EXERCISE INPUTS:
+ + + + +
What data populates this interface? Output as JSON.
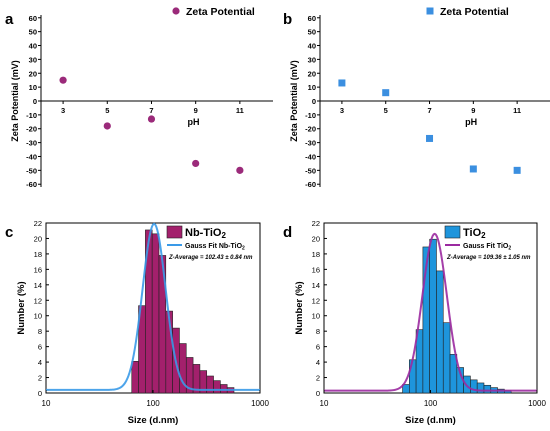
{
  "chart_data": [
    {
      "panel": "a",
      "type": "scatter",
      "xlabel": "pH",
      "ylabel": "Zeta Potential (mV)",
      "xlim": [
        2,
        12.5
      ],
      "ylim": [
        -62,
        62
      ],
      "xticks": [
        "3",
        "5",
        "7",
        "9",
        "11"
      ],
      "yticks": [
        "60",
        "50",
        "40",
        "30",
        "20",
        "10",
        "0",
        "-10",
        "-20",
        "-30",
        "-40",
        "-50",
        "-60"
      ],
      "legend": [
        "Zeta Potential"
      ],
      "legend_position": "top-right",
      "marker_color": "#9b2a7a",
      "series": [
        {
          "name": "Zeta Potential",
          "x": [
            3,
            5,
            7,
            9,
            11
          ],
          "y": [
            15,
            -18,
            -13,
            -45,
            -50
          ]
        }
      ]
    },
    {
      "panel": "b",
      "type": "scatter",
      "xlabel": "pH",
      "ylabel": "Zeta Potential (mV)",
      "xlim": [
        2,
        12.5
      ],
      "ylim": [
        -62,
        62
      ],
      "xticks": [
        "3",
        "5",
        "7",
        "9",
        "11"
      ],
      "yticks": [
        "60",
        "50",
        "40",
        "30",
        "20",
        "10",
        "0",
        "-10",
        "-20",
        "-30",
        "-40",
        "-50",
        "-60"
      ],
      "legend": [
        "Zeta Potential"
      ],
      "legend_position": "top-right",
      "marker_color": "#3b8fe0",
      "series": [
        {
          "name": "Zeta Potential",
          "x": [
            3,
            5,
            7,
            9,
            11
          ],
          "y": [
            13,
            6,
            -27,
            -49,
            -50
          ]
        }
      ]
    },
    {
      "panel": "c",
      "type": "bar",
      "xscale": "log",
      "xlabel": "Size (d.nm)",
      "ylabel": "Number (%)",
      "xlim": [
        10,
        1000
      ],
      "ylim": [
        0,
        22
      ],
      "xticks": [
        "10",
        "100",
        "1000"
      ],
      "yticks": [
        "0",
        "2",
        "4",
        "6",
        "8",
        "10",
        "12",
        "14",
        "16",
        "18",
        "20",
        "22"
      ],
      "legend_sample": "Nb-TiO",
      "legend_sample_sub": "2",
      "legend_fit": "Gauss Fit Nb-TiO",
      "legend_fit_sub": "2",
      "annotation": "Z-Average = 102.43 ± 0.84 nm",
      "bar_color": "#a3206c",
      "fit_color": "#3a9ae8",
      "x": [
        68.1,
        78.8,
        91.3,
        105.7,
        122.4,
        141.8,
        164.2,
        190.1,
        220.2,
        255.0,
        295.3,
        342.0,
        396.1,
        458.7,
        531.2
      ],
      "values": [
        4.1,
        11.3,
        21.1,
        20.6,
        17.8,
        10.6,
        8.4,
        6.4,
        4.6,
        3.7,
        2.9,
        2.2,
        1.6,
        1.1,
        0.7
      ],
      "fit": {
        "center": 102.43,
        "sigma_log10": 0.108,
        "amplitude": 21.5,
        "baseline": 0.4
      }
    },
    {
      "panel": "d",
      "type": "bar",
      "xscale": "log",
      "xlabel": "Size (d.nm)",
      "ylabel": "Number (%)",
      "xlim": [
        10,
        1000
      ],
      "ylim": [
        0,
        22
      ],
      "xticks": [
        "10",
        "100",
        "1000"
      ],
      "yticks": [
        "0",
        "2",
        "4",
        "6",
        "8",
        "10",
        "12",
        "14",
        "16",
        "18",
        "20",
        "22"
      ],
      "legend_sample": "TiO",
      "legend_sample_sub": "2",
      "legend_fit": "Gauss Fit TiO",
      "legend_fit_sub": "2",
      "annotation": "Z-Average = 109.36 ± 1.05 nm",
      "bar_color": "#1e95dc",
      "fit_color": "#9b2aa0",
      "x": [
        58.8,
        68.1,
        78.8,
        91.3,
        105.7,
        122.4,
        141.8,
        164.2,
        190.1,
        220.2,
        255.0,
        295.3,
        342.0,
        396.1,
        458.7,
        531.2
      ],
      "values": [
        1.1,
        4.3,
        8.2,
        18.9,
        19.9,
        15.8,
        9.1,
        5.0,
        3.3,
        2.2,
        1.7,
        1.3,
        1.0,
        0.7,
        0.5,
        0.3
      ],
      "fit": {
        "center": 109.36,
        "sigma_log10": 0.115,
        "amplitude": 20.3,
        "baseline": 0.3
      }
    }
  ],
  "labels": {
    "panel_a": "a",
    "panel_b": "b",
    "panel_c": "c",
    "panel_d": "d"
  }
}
+ + + + +
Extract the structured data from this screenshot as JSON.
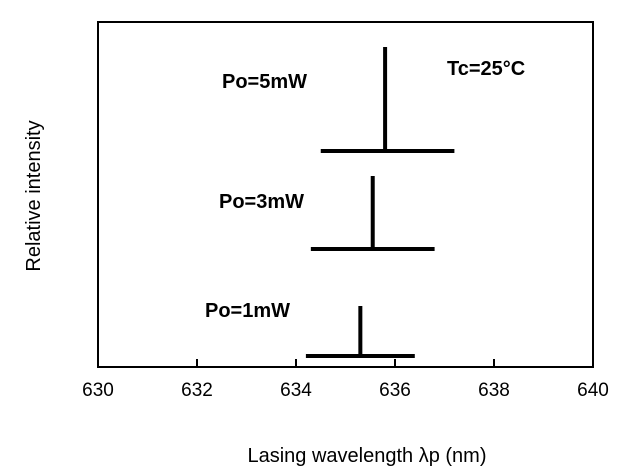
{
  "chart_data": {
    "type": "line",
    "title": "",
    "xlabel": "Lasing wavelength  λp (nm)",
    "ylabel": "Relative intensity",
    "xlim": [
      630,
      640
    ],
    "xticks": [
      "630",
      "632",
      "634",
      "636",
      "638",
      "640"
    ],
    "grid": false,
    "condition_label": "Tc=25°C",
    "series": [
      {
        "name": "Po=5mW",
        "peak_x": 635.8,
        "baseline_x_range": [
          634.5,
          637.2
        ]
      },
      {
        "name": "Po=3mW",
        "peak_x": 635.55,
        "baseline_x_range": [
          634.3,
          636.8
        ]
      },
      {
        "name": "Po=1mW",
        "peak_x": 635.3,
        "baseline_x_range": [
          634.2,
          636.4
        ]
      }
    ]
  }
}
+ + + + +
Select and copy every line of the listing with the word "JSON".

What data populates this interface? Output as JSON.
Extract the structured data from this screenshot as JSON.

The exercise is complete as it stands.